── Supplied data ──

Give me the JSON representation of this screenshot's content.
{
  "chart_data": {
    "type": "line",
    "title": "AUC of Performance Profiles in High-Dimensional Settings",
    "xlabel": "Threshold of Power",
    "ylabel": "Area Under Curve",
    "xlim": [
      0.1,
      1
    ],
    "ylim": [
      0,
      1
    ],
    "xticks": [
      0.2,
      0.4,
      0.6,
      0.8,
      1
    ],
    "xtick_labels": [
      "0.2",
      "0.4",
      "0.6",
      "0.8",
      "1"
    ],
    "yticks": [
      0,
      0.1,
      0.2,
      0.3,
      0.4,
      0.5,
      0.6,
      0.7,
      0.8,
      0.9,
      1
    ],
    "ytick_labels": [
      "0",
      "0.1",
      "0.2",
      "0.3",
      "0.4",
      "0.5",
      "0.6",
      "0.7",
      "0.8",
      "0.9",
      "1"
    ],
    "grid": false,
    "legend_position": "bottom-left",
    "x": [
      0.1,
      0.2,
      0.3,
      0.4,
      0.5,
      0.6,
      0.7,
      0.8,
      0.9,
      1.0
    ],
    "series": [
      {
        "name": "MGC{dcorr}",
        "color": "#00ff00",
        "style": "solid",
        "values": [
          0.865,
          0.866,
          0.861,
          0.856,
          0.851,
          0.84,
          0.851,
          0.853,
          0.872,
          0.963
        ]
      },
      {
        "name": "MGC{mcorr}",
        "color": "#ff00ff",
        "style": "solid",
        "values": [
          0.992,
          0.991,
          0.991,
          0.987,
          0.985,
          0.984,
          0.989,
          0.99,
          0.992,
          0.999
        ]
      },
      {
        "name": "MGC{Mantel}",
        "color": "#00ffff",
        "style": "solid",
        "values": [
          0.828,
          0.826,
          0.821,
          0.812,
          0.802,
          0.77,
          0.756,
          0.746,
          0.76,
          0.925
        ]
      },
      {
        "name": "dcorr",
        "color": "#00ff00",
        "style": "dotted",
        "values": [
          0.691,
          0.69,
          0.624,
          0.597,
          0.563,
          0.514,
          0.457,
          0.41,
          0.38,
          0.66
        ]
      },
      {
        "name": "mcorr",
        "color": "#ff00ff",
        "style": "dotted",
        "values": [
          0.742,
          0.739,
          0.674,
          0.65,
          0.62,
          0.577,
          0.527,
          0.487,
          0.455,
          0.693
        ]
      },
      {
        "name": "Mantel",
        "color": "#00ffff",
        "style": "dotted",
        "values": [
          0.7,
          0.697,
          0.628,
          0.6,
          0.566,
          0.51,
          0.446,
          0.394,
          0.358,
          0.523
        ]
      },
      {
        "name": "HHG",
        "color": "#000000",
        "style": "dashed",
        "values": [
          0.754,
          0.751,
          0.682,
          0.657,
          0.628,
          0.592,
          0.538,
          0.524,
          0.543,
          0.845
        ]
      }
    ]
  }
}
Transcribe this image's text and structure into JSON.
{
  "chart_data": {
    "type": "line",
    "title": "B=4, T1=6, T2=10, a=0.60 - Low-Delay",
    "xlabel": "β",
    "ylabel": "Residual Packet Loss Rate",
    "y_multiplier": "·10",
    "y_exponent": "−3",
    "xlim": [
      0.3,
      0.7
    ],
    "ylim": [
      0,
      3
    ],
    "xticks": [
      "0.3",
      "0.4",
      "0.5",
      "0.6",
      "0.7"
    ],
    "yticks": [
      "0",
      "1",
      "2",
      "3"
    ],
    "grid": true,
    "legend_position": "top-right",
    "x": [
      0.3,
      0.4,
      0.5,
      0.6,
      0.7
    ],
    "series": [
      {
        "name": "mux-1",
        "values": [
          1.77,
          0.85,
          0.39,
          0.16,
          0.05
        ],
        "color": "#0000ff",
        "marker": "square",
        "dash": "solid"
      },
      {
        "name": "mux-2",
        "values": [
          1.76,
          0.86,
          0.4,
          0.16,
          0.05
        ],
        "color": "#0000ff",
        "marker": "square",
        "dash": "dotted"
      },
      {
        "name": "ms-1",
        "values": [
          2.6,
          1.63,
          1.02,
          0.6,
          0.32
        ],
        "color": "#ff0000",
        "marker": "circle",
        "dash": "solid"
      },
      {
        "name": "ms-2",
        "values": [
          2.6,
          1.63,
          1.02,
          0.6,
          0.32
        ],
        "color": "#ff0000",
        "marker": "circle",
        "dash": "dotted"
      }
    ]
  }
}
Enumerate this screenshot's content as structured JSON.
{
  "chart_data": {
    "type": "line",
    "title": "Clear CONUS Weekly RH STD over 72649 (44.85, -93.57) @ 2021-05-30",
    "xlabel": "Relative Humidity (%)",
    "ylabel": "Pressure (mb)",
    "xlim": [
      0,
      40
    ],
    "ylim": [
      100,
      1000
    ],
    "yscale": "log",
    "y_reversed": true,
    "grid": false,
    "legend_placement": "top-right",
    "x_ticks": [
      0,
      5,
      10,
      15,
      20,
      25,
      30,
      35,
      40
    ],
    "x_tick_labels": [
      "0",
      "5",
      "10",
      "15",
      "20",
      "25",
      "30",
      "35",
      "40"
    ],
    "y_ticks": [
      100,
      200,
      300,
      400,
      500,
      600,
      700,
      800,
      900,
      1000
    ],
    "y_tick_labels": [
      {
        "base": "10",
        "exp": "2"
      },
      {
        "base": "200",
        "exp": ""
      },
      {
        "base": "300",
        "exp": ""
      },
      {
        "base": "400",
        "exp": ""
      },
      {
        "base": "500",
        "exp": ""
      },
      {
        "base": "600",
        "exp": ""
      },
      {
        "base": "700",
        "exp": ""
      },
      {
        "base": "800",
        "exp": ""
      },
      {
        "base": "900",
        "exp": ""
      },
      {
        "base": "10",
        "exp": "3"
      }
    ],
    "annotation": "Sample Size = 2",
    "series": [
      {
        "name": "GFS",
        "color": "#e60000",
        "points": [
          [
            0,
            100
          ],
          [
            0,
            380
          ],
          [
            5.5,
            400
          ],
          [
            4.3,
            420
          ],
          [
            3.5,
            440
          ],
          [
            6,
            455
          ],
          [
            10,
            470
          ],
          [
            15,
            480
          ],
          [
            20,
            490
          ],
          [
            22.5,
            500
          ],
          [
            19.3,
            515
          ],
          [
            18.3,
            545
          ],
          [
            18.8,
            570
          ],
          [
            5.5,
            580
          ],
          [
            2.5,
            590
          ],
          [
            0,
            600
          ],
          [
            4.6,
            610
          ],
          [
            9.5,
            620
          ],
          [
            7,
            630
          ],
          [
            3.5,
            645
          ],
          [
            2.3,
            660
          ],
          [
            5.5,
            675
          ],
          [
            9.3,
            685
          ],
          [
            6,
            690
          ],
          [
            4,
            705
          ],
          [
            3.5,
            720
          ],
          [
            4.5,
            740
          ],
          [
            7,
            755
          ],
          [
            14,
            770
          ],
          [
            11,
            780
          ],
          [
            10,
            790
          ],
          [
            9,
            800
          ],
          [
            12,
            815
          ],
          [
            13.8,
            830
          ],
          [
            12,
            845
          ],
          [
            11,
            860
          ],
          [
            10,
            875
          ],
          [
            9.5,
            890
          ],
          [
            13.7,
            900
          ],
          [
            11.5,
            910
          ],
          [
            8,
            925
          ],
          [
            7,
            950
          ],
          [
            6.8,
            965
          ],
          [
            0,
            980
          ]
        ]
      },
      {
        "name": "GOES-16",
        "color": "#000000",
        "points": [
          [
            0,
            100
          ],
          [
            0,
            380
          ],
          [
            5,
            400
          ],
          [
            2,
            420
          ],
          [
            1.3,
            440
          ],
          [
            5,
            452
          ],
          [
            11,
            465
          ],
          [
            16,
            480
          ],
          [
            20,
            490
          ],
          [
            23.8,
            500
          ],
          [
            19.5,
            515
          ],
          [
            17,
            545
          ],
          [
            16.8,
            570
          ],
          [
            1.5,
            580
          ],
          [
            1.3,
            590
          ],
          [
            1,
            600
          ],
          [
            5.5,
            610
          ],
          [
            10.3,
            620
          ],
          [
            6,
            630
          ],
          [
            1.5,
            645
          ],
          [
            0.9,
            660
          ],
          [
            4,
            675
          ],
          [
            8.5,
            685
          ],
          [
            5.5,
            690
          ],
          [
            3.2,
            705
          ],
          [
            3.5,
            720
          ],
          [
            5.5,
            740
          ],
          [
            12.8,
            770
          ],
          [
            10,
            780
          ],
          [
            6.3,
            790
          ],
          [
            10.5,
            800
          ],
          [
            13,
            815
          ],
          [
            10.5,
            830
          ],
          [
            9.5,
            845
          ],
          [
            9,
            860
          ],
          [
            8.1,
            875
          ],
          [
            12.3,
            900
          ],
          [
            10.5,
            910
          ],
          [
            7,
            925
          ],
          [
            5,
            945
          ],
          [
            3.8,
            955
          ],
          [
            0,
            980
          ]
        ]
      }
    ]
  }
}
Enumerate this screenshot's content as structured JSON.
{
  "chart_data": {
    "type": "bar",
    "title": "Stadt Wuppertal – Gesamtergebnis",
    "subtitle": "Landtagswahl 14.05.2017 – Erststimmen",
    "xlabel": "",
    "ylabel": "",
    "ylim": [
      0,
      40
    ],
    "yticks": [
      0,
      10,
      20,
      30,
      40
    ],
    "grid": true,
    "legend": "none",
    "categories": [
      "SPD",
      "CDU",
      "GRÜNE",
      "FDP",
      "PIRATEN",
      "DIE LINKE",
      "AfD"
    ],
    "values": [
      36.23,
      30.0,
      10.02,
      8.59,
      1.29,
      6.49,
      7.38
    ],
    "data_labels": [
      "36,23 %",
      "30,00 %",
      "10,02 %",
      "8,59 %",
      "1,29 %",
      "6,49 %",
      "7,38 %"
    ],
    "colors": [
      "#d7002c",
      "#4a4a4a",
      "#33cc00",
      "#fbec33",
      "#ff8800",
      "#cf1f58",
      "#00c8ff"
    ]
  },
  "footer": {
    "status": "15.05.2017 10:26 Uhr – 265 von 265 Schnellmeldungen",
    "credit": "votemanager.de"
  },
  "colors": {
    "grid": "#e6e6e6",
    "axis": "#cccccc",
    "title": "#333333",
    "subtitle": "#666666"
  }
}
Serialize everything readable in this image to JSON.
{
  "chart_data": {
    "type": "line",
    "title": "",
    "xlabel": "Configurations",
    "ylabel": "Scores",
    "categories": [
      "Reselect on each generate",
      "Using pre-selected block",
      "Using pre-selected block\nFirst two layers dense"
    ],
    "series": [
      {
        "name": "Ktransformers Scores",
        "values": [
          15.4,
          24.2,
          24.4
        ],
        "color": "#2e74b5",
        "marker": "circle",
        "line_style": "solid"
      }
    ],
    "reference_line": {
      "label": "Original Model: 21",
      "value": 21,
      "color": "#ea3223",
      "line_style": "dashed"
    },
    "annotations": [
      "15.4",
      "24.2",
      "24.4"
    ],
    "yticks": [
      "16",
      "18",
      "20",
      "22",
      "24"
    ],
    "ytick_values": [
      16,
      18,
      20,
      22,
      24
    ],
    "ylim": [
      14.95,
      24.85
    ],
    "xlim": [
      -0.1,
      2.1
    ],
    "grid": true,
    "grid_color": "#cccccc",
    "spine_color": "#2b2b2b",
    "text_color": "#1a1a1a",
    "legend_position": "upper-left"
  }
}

───

Brief: Output the lines from the line containing "Serialize everything readable" to the end, both included; add nothing.

Written answer:
Serialize everything readable in this image to JSON.
{
  "chart_data": {
    "type": "line",
    "title": "",
    "xlabel": "Configurations",
    "ylabel": "Scores",
    "categories": [
      "Reselect on each generate",
      "Using pre-selected block",
      "Using pre-selected block\nFirst two layers dense"
    ],
    "series": [
      {
        "name": "Ktransformers Scores",
        "values": [
          15.4,
          24.2,
          24.4
        ],
        "color": "#2e74b5",
        "marker": "circle",
        "line_style": "solid"
      }
    ],
    "reference_line": {
      "label": "Original Model: 21",
      "value": 21,
      "color": "#ea3223",
      "line_style": "dashed"
    },
    "annotations": [
      "15.4",
      "24.2",
      "24.4"
    ],
    "yticks": [
      "16",
      "18",
      "20",
      "22",
      "24"
    ],
    "ytick_values": [
      16,
      18,
      20,
      22,
      24
    ],
    "ylim": [
      14.95,
      24.85
    ],
    "xlim": [
      -0.1,
      2.1
    ],
    "grid": true,
    "grid_color": "#cccccc",
    "spine_color": "#2b2b2b",
    "text_color": "#1a1a1a",
    "legend_position": "upper-left"
  }
}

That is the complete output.